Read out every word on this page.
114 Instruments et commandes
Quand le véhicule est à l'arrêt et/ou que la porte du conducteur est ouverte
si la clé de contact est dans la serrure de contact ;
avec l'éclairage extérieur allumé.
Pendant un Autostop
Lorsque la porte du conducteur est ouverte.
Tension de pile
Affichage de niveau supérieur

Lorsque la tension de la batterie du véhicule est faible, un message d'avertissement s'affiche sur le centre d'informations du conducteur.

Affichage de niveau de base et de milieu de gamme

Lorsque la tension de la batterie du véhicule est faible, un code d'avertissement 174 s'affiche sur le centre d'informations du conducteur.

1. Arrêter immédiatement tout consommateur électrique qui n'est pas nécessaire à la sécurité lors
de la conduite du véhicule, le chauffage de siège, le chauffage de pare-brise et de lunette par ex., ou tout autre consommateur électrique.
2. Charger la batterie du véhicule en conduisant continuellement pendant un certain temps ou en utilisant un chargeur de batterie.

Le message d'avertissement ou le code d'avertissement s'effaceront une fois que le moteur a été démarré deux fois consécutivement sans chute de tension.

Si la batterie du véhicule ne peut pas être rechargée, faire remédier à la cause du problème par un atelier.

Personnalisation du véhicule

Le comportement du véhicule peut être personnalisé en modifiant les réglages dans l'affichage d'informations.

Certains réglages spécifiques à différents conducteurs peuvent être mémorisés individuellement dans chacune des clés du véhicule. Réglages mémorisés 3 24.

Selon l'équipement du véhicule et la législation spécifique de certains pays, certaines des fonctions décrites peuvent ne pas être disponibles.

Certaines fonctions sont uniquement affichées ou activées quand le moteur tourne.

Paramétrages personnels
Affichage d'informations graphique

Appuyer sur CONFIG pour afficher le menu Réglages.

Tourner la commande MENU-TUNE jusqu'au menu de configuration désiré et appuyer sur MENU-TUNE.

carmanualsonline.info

....................

TASK TO CARRY OUT: Work through the data and report how many of its lines hold the word "menu", giving only the figure.

RESULT OF THE EXERCISE: 2